▸ **WHAT YOU WILL DO**
Write out the whole listing again, exactly.

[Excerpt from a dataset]
========

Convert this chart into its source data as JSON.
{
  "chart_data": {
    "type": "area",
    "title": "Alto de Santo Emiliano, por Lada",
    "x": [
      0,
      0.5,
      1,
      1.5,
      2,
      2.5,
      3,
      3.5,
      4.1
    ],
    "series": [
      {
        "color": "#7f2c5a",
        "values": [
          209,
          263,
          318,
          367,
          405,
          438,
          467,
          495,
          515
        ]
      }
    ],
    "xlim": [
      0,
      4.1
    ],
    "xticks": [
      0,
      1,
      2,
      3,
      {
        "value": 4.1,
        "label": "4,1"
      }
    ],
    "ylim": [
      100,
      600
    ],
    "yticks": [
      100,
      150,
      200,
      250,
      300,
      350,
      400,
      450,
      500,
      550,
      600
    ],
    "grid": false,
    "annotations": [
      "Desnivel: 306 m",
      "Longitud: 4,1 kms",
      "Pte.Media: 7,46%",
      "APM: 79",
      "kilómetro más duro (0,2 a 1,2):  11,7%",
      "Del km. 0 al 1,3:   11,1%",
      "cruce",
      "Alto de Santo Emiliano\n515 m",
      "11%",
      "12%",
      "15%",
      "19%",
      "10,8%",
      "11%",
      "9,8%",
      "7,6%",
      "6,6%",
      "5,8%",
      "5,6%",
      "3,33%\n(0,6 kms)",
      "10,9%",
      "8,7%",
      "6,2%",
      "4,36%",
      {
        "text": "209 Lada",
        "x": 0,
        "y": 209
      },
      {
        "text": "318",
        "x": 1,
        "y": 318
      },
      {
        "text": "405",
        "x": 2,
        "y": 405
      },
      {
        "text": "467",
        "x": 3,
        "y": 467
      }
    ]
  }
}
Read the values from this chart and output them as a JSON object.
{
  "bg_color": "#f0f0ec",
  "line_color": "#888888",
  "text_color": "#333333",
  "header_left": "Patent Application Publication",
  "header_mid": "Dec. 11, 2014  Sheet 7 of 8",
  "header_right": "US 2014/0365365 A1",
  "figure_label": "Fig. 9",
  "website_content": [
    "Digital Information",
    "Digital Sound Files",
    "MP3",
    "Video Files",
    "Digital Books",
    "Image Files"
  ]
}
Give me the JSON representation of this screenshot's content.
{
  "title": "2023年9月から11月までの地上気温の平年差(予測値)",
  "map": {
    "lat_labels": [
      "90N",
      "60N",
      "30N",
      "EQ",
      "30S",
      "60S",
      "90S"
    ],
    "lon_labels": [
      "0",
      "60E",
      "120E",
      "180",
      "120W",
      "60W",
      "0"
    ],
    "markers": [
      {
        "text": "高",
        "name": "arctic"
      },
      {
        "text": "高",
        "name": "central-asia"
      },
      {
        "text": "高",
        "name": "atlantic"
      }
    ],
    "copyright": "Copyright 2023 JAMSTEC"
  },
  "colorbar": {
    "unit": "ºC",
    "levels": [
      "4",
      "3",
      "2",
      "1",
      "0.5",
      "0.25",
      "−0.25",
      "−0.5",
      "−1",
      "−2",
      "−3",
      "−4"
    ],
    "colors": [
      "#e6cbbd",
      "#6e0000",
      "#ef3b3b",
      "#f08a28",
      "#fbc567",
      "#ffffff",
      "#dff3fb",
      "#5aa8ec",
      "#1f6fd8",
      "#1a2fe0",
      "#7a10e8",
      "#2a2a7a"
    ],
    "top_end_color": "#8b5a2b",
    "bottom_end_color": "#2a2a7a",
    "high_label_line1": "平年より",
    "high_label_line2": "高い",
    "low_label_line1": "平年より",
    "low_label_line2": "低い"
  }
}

========

▸ **EXERCISE RESULT**
Convert this chart into its source data as JSON.
{
  "chart_data": {
    "type": "area",
    "title": "Alto de Santo Emiliano, por Lada",
    "x": [
      0,
      0.5,
      1,
      1.5,
      2,
      2.5,
      3,
      3.5,
      4.1
    ],
    "series": [
      {
        "color": "#7f2c5a",
        "values": [
          209,
          263,
          318,
          367,
          405,
          438,
          467,
          495,
          515
        ]
      }
    ],
    "xlim": [
      0,
      4.1
    ],
    "xticks": [
      0,
      1,
      2,
      3,
      {
        "value": 4.1,
        "label": "4,1"
      }
    ],
    "ylim": [
      100,
      600
    ],
    "yticks": [
      100,
      150,
      200,
      250,
      300,
      350,
      400,
      450,
      500,
      550,
      600
    ],
    "grid": false,
    "annotations": [
      "Desnivel: 306 m",
      "Longitud: 4,1 kms",
      "Pte.Media: 7,46%",
      "APM: 79",
      "kilómetro más duro (0,2 a 1,2):  11,7%",
      "Del km. 0 al 1,3:   11,1%",
      "cruce",
      "Alto de Santo Emiliano\n515 m",
      "11%",
      "12%",
      "15%",
      "19%",
      "10,8%",
      "11%",
      "9,8%",
      "7,6%",
      "6,6%",
      "5,8%",
      "5,6%",
      "3,33%\n(0,6 kms)",
      "10,9%",
      "8,7%",
      "6,2%",
      "4,36%",
      {
        "text": "209 Lada",
        "x": 0,
        "y": 209
      },
      {
        "text": "318",
        "x": 1,
        "y": 318
      },
      {
        "text": "405",
        "x": 2,
        "y": 405
      },
      {
        "text": "467",
        "x": 3,
        "y": 467
      }
    ]
  }
}
Read the values from this chart and output them as a JSON object.
{
  "bg_color": "#f0f0ec",
  "line_color": "#888888",
  "text_color": "#333333",
  "header_left": "Patent Application Publication",
  "header_mid": "Dec. 11, 2014  Sheet 7 of 8",
  "header_right": "US 2014/0365365 A1",
  "figure_label": "Fig. 9",
  "website_content": [
    "Digital Information",
    "Digital Sound Files",
    "MP3",
    "Video Files",
    "Digital Books",
    "Image Files"
  ]
}
Give me the JSON representation of this screenshot's content.
{
  "title": "2023年9月から11月までの地上気温の平年差(予測値)",
  "map": {
    "lat_labels": [
      "90N",
      "60N",
      "30N",
      "EQ",
      "30S",
      "60S",
      "90S"
    ],
    "lon_labels": [
      "0",
      "60E",
      "120E",
      "180",
      "120W",
      "60W",
      "0"
    ],
    "markers": [
      {
        "text": "高",
        "name": "arctic"
      },
      {
        "text": "高",
        "name": "central-asia"
      },
      {
        "text": "高",
        "name": "atlantic"
      }
    ],
    "copyright": "Copyright 2023 JAMSTEC"
  },
  "colorbar": {
    "unit": "ºC",
    "levels": [
      "4",
      "3",
      "2",
      "1",
      "0.5",
      "0.25",
      "−0.25",
      "−0.5",
      "−1",
      "−2",
      "−3",
      "−4"
    ],
    "colors": [
      "#e6cbbd",
      "#6e0000",
      "#ef3b3b",
      "#f08a28",
      "#fbc567",
      "#ffffff",
      "#dff3fb",
      "#5aa8ec",
      "#1f6fd8",
      "#1a2fe0",
      "#7a10e8",
      "#2a2a7a"
    ],
    "top_end_color": "#8b5a2b",
    "bottom_end_color": "#2a2a7a",
    "high_label_line1": "平年より",
    "high_label_line2": "高い",
    "low_label_line1": "平年より",
    "low_label_line2": "低い"
  }
}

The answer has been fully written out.